Description of the task:
Pictures do not belong in the copy. Return all of the entries exactly.

(Collected data)
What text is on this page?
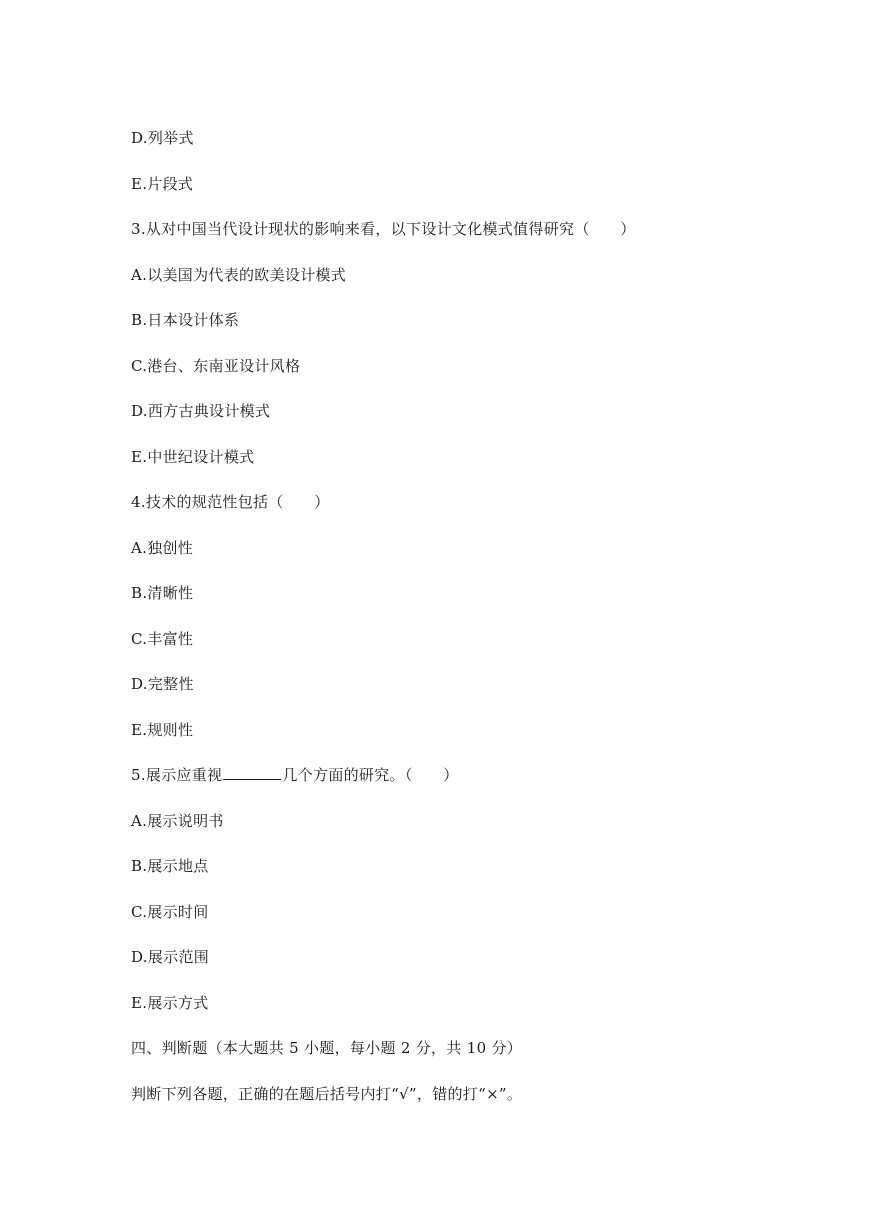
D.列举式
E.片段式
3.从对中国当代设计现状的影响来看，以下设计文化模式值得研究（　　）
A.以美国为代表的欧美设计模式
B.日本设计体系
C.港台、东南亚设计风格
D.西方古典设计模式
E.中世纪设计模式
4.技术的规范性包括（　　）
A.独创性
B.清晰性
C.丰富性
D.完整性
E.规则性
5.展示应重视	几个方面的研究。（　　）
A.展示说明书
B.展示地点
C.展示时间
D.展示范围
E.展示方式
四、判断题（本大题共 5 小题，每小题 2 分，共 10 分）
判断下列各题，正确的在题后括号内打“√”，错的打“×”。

Worked solution:
What text is on this page?
D.列举式
E.片段式
3.从对中国当代设计现状的影响来看，以下设计文化模式值得研究（　　）
A.以美国为代表的欧美设计模式
B.日本设计体系
C.港台、东南亚设计风格
D.西方古典设计模式
E.中世纪设计模式
4.技术的规范性包括（　　）
A.独创性
B.清晰性
C.丰富性
D.完整性
E.规则性
5.展示应重视	几个方面的研究。（　　）
A.展示说明书
B.展示地点
C.展示时间
D.展示范围
E.展示方式
四、判断题（本大题共 5 小题，每小题 2 分，共 10 分）
判断下列各题，正确的在题后括号内打“√”，错的打“×”。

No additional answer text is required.